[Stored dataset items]
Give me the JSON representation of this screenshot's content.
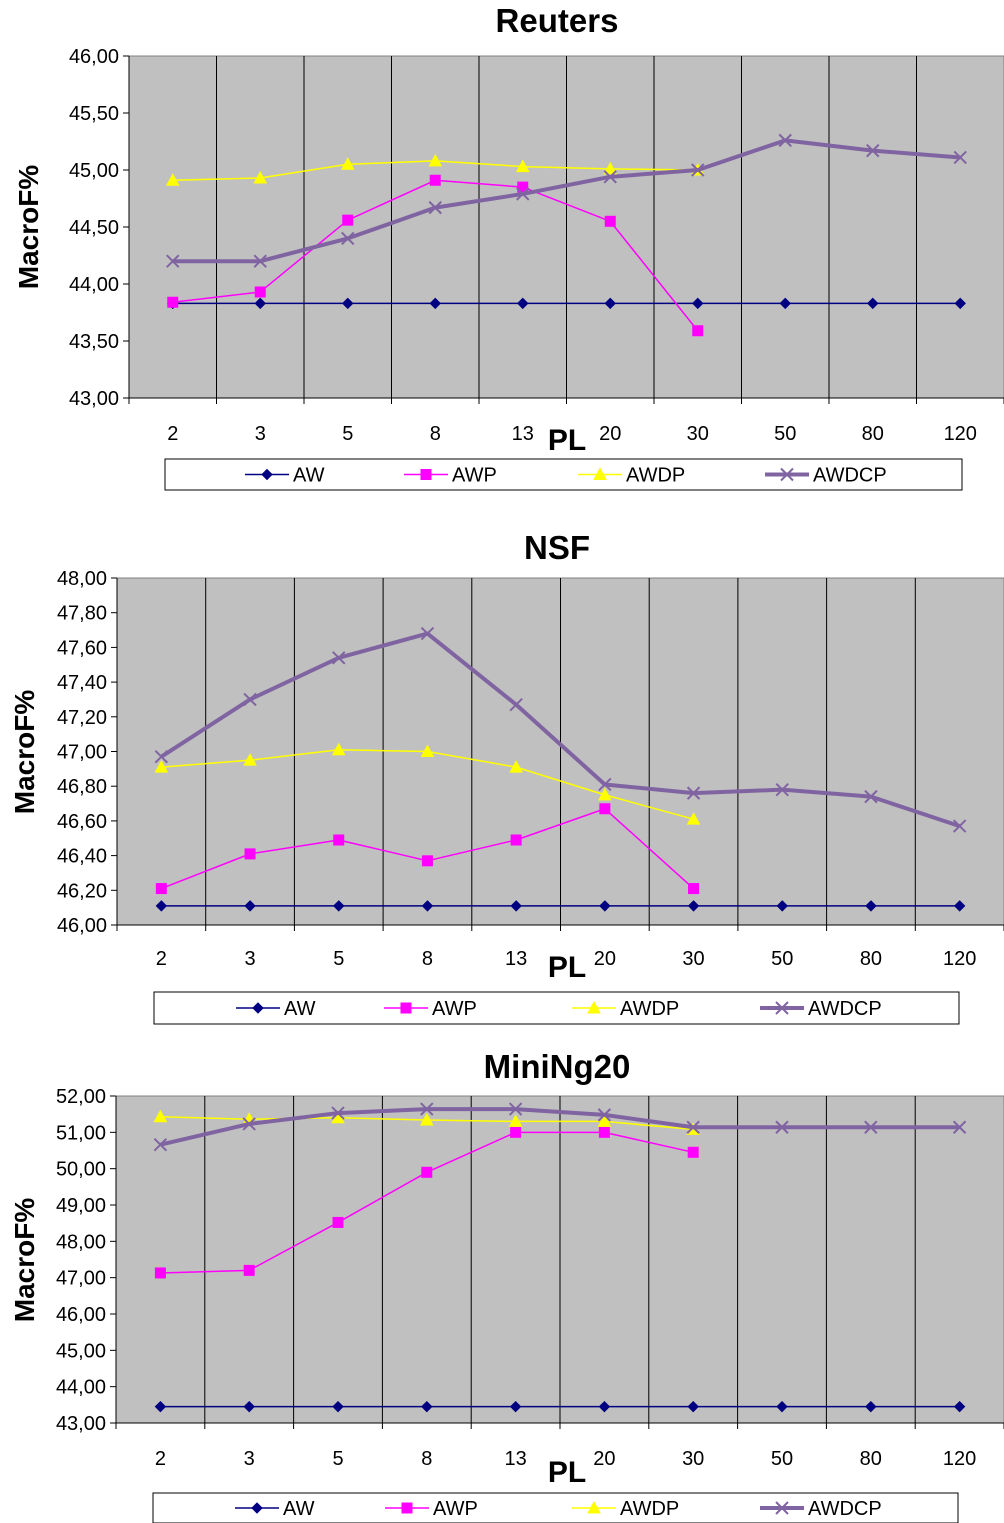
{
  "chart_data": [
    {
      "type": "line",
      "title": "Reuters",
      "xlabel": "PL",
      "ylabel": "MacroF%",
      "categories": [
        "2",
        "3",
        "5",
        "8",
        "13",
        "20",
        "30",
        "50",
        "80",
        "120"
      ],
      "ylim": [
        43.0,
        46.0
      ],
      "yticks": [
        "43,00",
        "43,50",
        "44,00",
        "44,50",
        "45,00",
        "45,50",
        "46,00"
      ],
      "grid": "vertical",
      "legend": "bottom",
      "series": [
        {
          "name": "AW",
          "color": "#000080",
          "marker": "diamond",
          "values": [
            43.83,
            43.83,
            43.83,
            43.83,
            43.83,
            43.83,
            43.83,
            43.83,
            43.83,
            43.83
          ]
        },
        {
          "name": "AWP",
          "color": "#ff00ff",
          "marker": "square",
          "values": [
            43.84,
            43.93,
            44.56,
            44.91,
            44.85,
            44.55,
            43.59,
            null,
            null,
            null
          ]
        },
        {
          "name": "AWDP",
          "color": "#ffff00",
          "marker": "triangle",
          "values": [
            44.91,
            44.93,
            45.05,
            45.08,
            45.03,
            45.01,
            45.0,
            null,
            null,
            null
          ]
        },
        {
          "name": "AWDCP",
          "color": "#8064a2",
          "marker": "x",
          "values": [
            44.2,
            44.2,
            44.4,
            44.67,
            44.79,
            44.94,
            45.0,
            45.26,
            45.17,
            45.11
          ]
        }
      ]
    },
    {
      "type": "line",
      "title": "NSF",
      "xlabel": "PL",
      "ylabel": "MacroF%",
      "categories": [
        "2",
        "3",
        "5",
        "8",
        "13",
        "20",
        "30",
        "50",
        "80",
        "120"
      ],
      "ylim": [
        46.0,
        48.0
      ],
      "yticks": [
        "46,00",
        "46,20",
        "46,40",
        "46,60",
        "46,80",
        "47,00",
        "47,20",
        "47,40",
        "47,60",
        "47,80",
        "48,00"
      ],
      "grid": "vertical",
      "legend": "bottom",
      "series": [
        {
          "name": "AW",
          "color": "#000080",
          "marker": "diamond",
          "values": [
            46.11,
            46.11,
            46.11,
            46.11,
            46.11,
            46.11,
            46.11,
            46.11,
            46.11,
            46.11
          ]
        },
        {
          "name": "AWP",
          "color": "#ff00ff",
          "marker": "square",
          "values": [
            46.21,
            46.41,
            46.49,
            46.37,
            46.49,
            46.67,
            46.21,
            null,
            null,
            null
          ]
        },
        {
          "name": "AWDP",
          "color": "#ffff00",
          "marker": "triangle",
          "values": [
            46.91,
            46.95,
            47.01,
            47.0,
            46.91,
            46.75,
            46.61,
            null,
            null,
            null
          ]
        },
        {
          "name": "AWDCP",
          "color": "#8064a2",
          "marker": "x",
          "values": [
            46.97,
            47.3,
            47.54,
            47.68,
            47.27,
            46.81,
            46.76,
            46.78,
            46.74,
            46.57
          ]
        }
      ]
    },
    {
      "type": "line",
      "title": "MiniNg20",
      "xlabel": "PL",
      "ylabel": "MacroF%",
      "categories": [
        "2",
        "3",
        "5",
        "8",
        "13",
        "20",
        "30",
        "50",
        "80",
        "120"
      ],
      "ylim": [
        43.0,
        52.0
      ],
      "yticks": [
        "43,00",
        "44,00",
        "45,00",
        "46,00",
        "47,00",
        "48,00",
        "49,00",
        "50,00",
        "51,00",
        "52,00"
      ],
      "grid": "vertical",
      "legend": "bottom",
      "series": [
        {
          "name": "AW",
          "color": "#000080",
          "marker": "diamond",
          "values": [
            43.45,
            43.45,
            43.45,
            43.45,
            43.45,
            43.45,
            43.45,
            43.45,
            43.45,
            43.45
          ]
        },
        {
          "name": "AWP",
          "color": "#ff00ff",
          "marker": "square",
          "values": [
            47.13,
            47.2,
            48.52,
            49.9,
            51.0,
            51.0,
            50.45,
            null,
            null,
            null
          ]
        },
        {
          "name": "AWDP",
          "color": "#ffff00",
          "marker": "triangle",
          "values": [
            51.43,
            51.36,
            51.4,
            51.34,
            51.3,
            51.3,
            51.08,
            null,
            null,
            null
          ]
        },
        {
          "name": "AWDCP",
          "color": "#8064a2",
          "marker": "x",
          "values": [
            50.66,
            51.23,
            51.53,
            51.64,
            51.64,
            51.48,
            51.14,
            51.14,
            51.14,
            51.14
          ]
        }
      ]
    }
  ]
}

--

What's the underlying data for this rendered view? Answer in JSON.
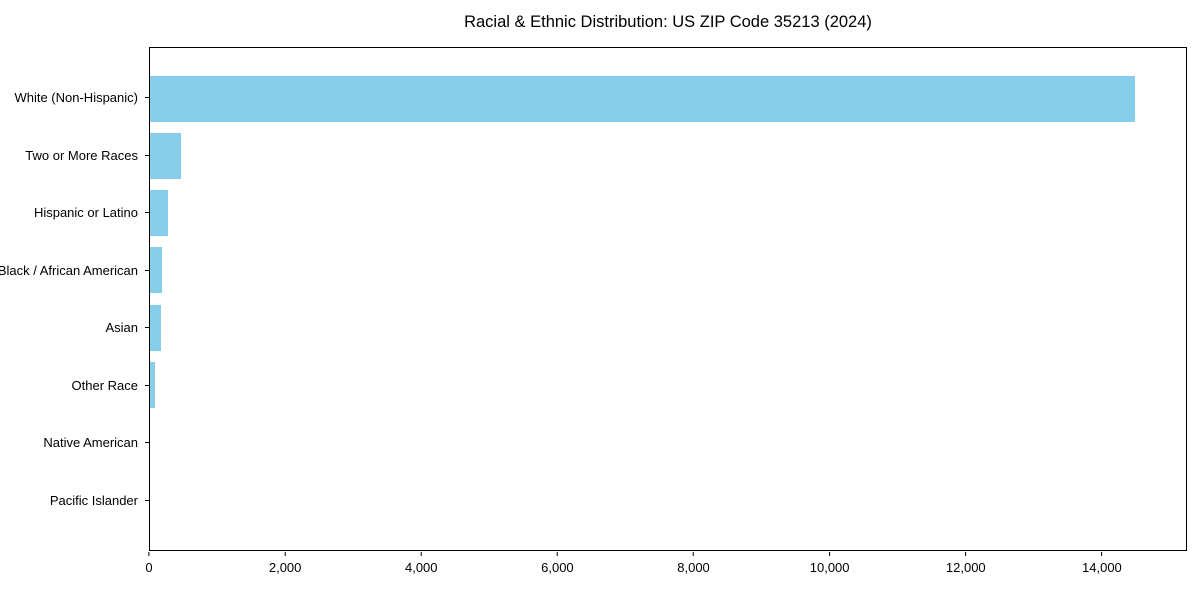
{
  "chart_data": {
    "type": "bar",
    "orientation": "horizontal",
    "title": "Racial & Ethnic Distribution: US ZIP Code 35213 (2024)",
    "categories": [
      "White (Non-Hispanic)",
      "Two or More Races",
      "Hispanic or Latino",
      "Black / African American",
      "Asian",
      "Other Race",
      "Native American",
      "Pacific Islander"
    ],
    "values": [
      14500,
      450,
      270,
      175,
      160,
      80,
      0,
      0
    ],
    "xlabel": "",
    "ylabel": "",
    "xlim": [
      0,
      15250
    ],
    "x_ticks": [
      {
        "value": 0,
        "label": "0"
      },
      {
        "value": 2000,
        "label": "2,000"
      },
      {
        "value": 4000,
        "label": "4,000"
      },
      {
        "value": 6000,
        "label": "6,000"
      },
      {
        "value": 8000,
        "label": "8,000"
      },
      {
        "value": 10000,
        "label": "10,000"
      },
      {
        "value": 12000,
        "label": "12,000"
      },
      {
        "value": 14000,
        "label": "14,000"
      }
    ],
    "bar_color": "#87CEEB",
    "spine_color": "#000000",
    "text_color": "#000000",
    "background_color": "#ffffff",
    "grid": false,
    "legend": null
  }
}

TASK GOAL
The answer is a single number, the count of lines in the records that contain the string "title".

SOLVED EXERCISE
4